Given exercise =>
Pick out each line containing the string "apod".

Provided records =>
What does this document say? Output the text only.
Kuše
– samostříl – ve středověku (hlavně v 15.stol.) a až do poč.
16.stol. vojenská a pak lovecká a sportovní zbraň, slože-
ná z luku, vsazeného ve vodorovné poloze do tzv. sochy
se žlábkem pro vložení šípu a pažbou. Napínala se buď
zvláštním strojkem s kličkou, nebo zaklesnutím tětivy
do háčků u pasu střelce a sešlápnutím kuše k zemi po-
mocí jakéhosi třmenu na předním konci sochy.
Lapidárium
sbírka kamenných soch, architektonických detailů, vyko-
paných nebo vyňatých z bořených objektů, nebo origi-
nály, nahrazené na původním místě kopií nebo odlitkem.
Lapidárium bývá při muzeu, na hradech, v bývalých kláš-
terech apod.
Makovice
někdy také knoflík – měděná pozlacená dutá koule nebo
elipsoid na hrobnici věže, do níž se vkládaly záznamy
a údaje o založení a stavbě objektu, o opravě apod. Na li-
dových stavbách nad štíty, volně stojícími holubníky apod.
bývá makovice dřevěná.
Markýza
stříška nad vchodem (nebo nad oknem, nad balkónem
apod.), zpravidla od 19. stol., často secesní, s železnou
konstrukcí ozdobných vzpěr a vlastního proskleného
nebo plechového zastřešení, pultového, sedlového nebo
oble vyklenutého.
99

Task answer =>
terech apod.
a údaje o založení a stavbě objektu, o opravě apod. Na li-
dových stavbách nad štíty, volně stojícími holubníky apod.
apod.), zpravidla od 19. stol., často secesní, s železnou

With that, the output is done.